(DATASET):
◇ ◇ ◇

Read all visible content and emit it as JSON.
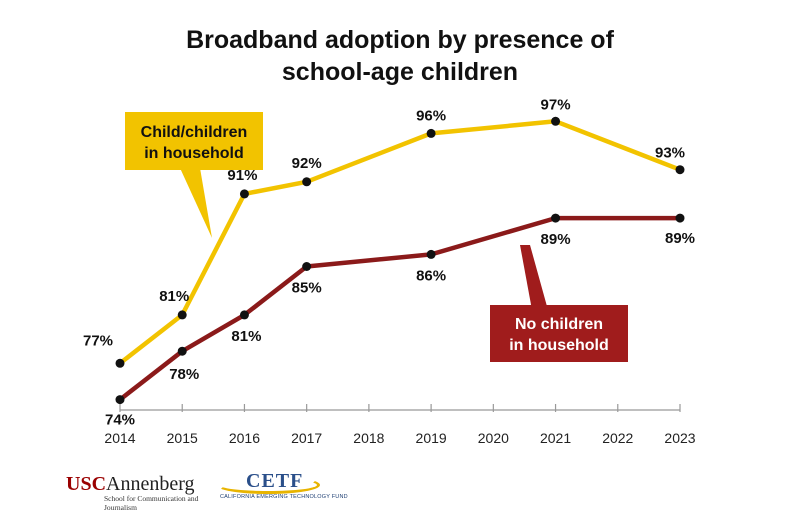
{
  "title_line1": "Broadband adoption by presence of",
  "title_line2": "school-age children",
  "colors": {
    "with_children": "#f2c300",
    "without_children": "#8b1a1a",
    "callout_with_bg": "#f2c300",
    "callout_without_bg": "#a01c1c"
  },
  "callouts": {
    "with_children": [
      "Child/children",
      "in household"
    ],
    "without_children": [
      "No children",
      "in household"
    ]
  },
  "logos": {
    "usc_red": "USC",
    "usc_name": "Annenberg",
    "usc_sub": "School for Communication and Journalism",
    "cetf_name": "CETF",
    "cetf_sub": "CALIFORNIA EMERGING TECHNOLOGY FUND"
  },
  "chart_data": {
    "type": "line",
    "title": "Broadband adoption by presence of school-age children",
    "xlabel": "",
    "ylabel": "",
    "x_ticks": [
      2014,
      2015,
      2016,
      2017,
      2018,
      2019,
      2020,
      2021,
      2022,
      2023
    ],
    "ylim": [
      70,
      100
    ],
    "grid": false,
    "series": [
      {
        "name": "Child/children in household",
        "x": [
          2014,
          2015,
          2016,
          2017,
          2019,
          2021,
          2023
        ],
        "values": [
          77,
          81,
          91,
          92,
          96,
          97,
          93
        ],
        "labels": [
          "77%",
          "81%",
          "91%",
          "92%",
          "96%",
          "97%",
          "93%"
        ]
      },
      {
        "name": "No children in household",
        "x": [
          2014,
          2015,
          2016,
          2017,
          2019,
          2021,
          2023
        ],
        "values": [
          74,
          78,
          81,
          85,
          86,
          89,
          89
        ],
        "labels": [
          "74%",
          "78%",
          "81%",
          "85%",
          "86%",
          "89%",
          "89%"
        ]
      }
    ]
  }
}
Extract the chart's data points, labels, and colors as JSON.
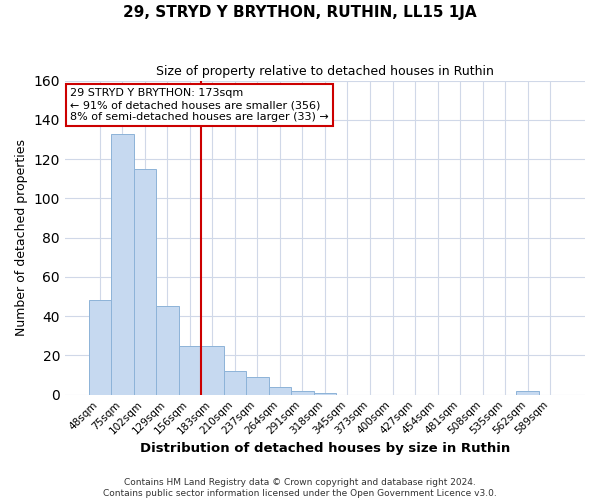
{
  "title": "29, STRYD Y BRYTHON, RUTHIN, LL15 1JA",
  "subtitle": "Size of property relative to detached houses in Ruthin",
  "xlabel": "Distribution of detached houses by size in Ruthin",
  "ylabel": "Number of detached properties",
  "categories": [
    "48sqm",
    "75sqm",
    "102sqm",
    "129sqm",
    "156sqm",
    "183sqm",
    "210sqm",
    "237sqm",
    "264sqm",
    "291sqm",
    "318sqm",
    "345sqm",
    "373sqm",
    "400sqm",
    "427sqm",
    "454sqm",
    "481sqm",
    "508sqm",
    "535sqm",
    "562sqm",
    "589sqm"
  ],
  "values": [
    48,
    133,
    115,
    45,
    25,
    25,
    12,
    9,
    4,
    2,
    1,
    0,
    0,
    0,
    0,
    0,
    0,
    0,
    0,
    2,
    0
  ],
  "bar_color": "#c6d9f0",
  "bar_edge_color": "#8db3d8",
  "background_color": "#ffffff",
  "grid_color": "#d0d8e8",
  "vline_x": 5,
  "vline_color": "#cc0000",
  "annotation_text": "29 STRYD Y BRYTHON: 173sqm\n← 91% of detached houses are smaller (356)\n8% of semi-detached houses are larger (33) →",
  "annotation_box_color": "#ffffff",
  "annotation_box_edge_color": "#cc0000",
  "ylim": [
    0,
    160
  ],
  "title_fontsize": 11,
  "subtitle_fontsize": 9,
  "footer": "Contains HM Land Registry data © Crown copyright and database right 2024.\nContains public sector information licensed under the Open Government Licence v3.0."
}
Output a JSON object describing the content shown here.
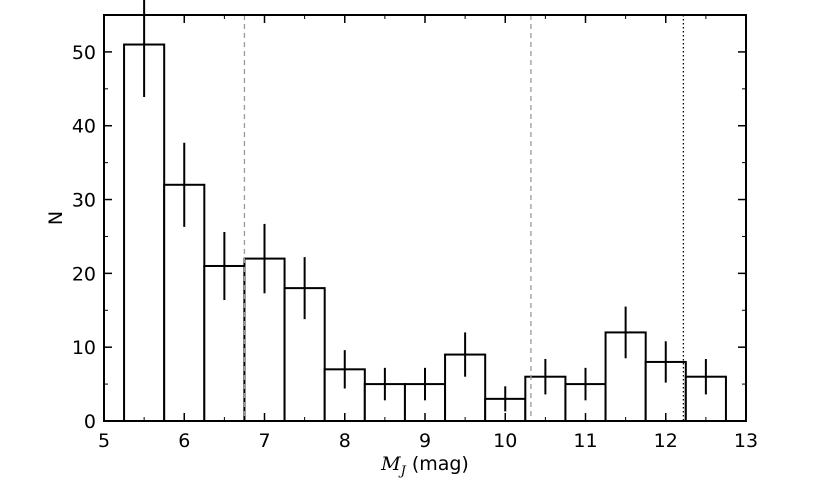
{
  "chart_data": {
    "type": "bar",
    "bin_edges": [
      5.25,
      5.75,
      6.25,
      6.75,
      7.25,
      7.75,
      8.25,
      8.75,
      9.25,
      9.75,
      10.25,
      10.75,
      11.25,
      11.75,
      12.25,
      12.75
    ],
    "bin_centers": [
      5.5,
      6.0,
      6.5,
      7.0,
      7.5,
      8.0,
      8.5,
      9.0,
      9.5,
      10.0,
      10.5,
      11.0,
      11.5,
      12.0,
      12.5
    ],
    "values": [
      51,
      32,
      21,
      22,
      18,
      7,
      5,
      5,
      9,
      3,
      6,
      5,
      12,
      8,
      6
    ],
    "errors": [
      7.1,
      5.7,
      4.6,
      4.7,
      4.2,
      2.6,
      2.2,
      2.2,
      3.0,
      1.7,
      2.4,
      2.2,
      3.5,
      2.8,
      2.4
    ],
    "xlabel": {
      "symbol": "M",
      "subscript": "J",
      "unit": "(mag)"
    },
    "ylabel": "N",
    "xlim": [
      5,
      13
    ],
    "ylim": [
      0,
      55
    ],
    "xticks": [
      "5",
      "6",
      "7",
      "8",
      "9",
      "10",
      "11",
      "12",
      "13"
    ],
    "yticks": [
      "0",
      "10",
      "20",
      "30",
      "40",
      "50"
    ],
    "vlines": [
      {
        "x": 6.75,
        "style": "dashed",
        "color": "#999999"
      },
      {
        "x": 10.32,
        "style": "dashed",
        "color": "#999999"
      },
      {
        "x": 12.22,
        "style": "dotted",
        "color": "#000000"
      }
    ],
    "grid": false,
    "colors": {
      "bars": "#000000",
      "fill": "#ffffff",
      "errorbars": "#000000"
    }
  }
}
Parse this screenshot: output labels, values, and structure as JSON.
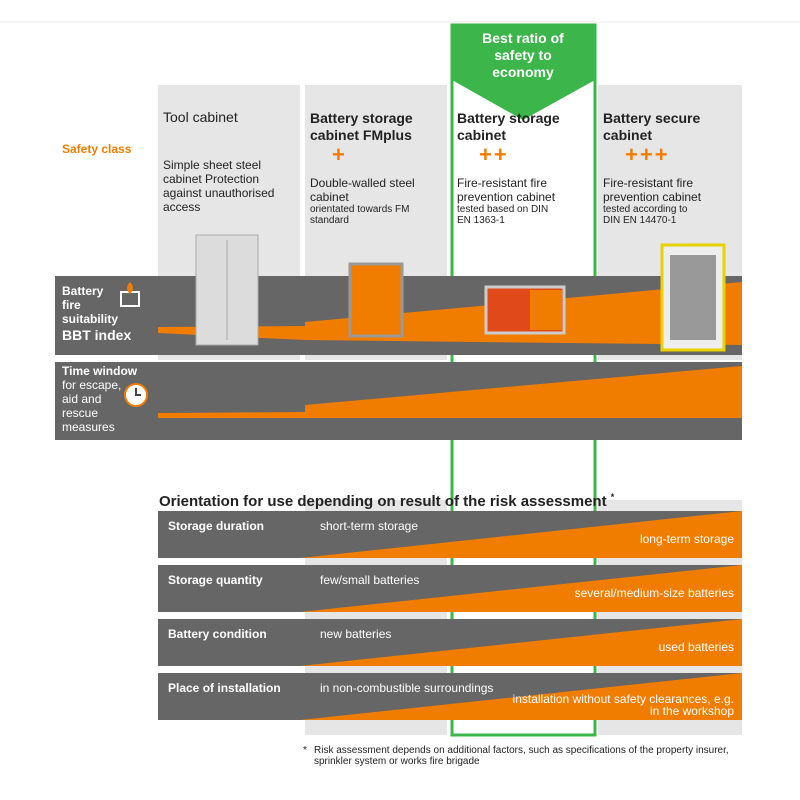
{
  "safety_class_label": "Safety class",
  "highlight": "Best ratio of safety to economy",
  "columns": [
    {
      "title": "Tool cabinet",
      "rating": "",
      "description": "Simple sheet steel cabinet Protection against unauthorised access",
      "note": ""
    },
    {
      "title": "Battery storage cabinet FMplus",
      "rating": "+",
      "description": "Double-walled steel cabinet",
      "note": "orientated towards FM standard"
    },
    {
      "title": "Battery storage cabinet",
      "rating": "++",
      "description": "Fire-resistant fire prevention cabinet",
      "note": "tested based on DIN EN 1363-1"
    },
    {
      "title": "Battery secure cabinet",
      "rating": "+++",
      "description": "Fire-resistant fire prevention cabinet",
      "note": "tested according to DIN EN 14470-1"
    }
  ],
  "bands": [
    {
      "label": "Battery fire suitability",
      "sub": "BBT index"
    },
    {
      "label": "Time window",
      "sub": "for escape, aid and rescue measures"
    }
  ],
  "orientation": {
    "title": "Orientation for use depending on result of the risk assessment",
    "mark": "*",
    "rows": [
      {
        "label": "Storage duration",
        "low": "short-term storage",
        "high": "long-term storage"
      },
      {
        "label": "Storage quantity",
        "low": "few/small batteries",
        "high": "several/medium-size batteries"
      },
      {
        "label": "Battery condition",
        "low": "new batteries",
        "high": "used batteries"
      },
      {
        "label": "Place of installation",
        "low": "in non-combustible surroundings",
        "high": "installation without safety clearances, e.g. in the workshop"
      }
    ]
  },
  "footnote": {
    "mark": "*",
    "text": "Risk assessment depends on additional factors, such as specifications of the property insurer, sprinkler system or works fire brigade"
  }
}
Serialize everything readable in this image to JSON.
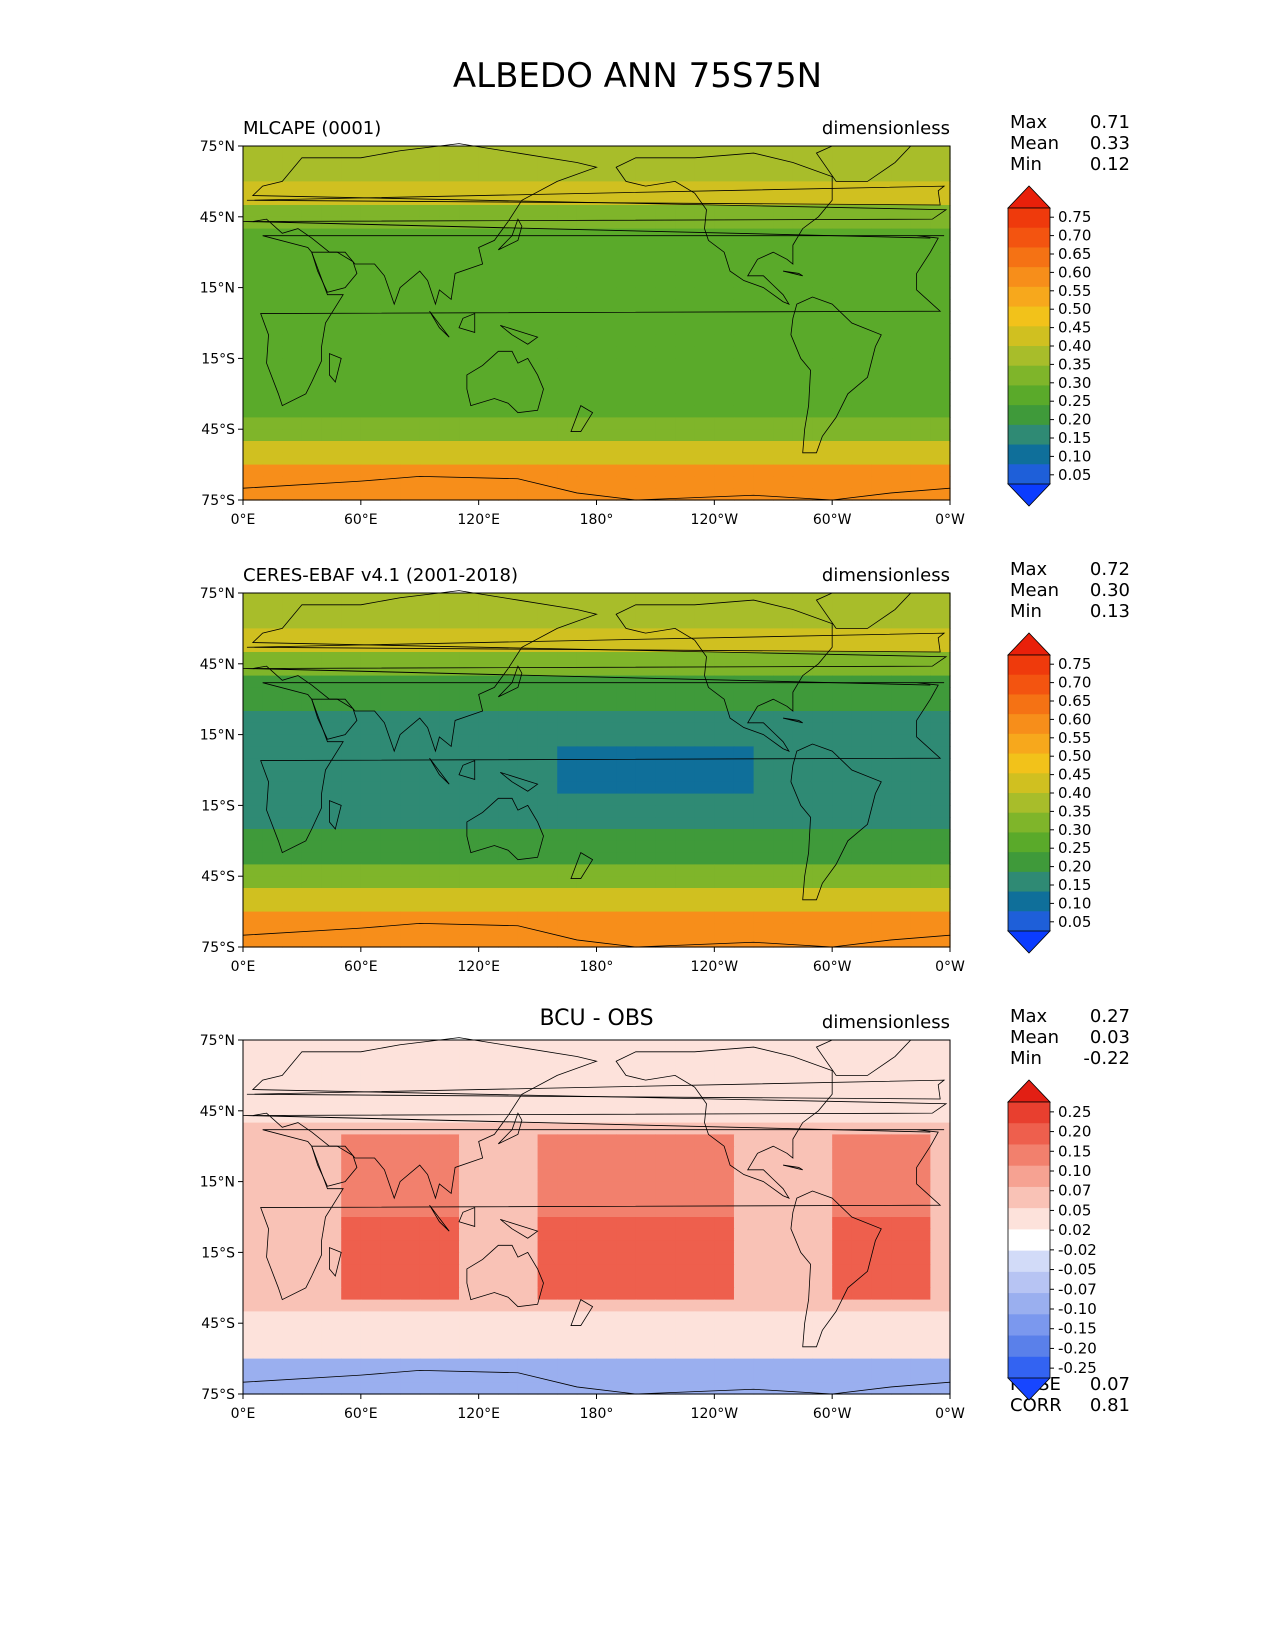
{
  "title": "ALBEDO ANN 75S75N",
  "colors": {
    "abs_levels": [
      "#0b3cff",
      "#1e5fd9",
      "#0f6f9a",
      "#2f8a74",
      "#3f9a3a",
      "#5aaa2a",
      "#7fb52a",
      "#a8bd2a",
      "#d0c020",
      "#f2c21a",
      "#f7a81c",
      "#f78e1a",
      "#f57214",
      "#f35410",
      "#ef3a0c",
      "#e9200a"
    ],
    "diff_levels": [
      "#1746ff",
      "#3363f2",
      "#5a80ea",
      "#7b98ee",
      "#9aafef",
      "#b7c4f3",
      "#d2dbf8",
      "#ffffff",
      "#fde2db",
      "#f9c2b6",
      "#f6a292",
      "#f2806d",
      "#ee5f4d",
      "#e83f2f",
      "#e21f14"
    ]
  },
  "panels": [
    {
      "left_label": "MLCAPE (0001)",
      "center_label": "",
      "units": "dimensionless",
      "stats": [
        {
          "key": "Max",
          "value": "0.71"
        },
        {
          "key": "Mean",
          "value": "0.33"
        },
        {
          "key": "Min",
          "value": "0.12"
        }
      ],
      "colorbar_ticks": [
        "0.75",
        "0.70",
        "0.65",
        "0.60",
        "0.55",
        "0.50",
        "0.45",
        "0.40",
        "0.35",
        "0.30",
        "0.25",
        "0.20",
        "0.15",
        "0.10",
        "0.05"
      ],
      "palette": "abs"
    },
    {
      "left_label": "CERES-EBAF v4.1 (2001-2018)",
      "center_label": "",
      "units": "dimensionless",
      "stats": [
        {
          "key": "Max",
          "value": "0.72"
        },
        {
          "key": "Mean",
          "value": "0.30"
        },
        {
          "key": "Min",
          "value": "0.13"
        }
      ],
      "colorbar_ticks": [
        "0.75",
        "0.70",
        "0.65",
        "0.60",
        "0.55",
        "0.50",
        "0.45",
        "0.40",
        "0.35",
        "0.30",
        "0.25",
        "0.20",
        "0.15",
        "0.10",
        "0.05"
      ],
      "palette": "abs"
    },
    {
      "left_label": "",
      "center_label": "BCU - OBS",
      "units": "dimensionless",
      "stats": [
        {
          "key": "Max",
          "value": "0.27"
        },
        {
          "key": "Mean",
          "value": "0.03"
        },
        {
          "key": "Min",
          "value": "-0.22"
        }
      ],
      "colorbar_ticks": [
        "0.25",
        "0.20",
        "0.15",
        "0.10",
        "0.07",
        "0.05",
        "0.02",
        "-0.02",
        "-0.05",
        "-0.07",
        "-0.10",
        "-0.15",
        "-0.20",
        "-0.25"
      ],
      "palette": "diff",
      "extra_stats": [
        {
          "key": "RMSE",
          "value": "0.07"
        },
        {
          "key": "CORR",
          "value": "0.81"
        }
      ]
    }
  ],
  "lat_ticks": [
    "75°N",
    "45°N",
    "15°N",
    "15°S",
    "45°S",
    "75°S"
  ],
  "lon_ticks": [
    "0°E",
    "60°E",
    "120°E",
    "180°",
    "120°W",
    "60°W",
    "0°W"
  ]
}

◇ ◇ ◇

(GIVEN PROBLEM):
Count every line of the records that holds "content". State the number, nothing else.

(SOLUTION TO THE EXERCISE):
2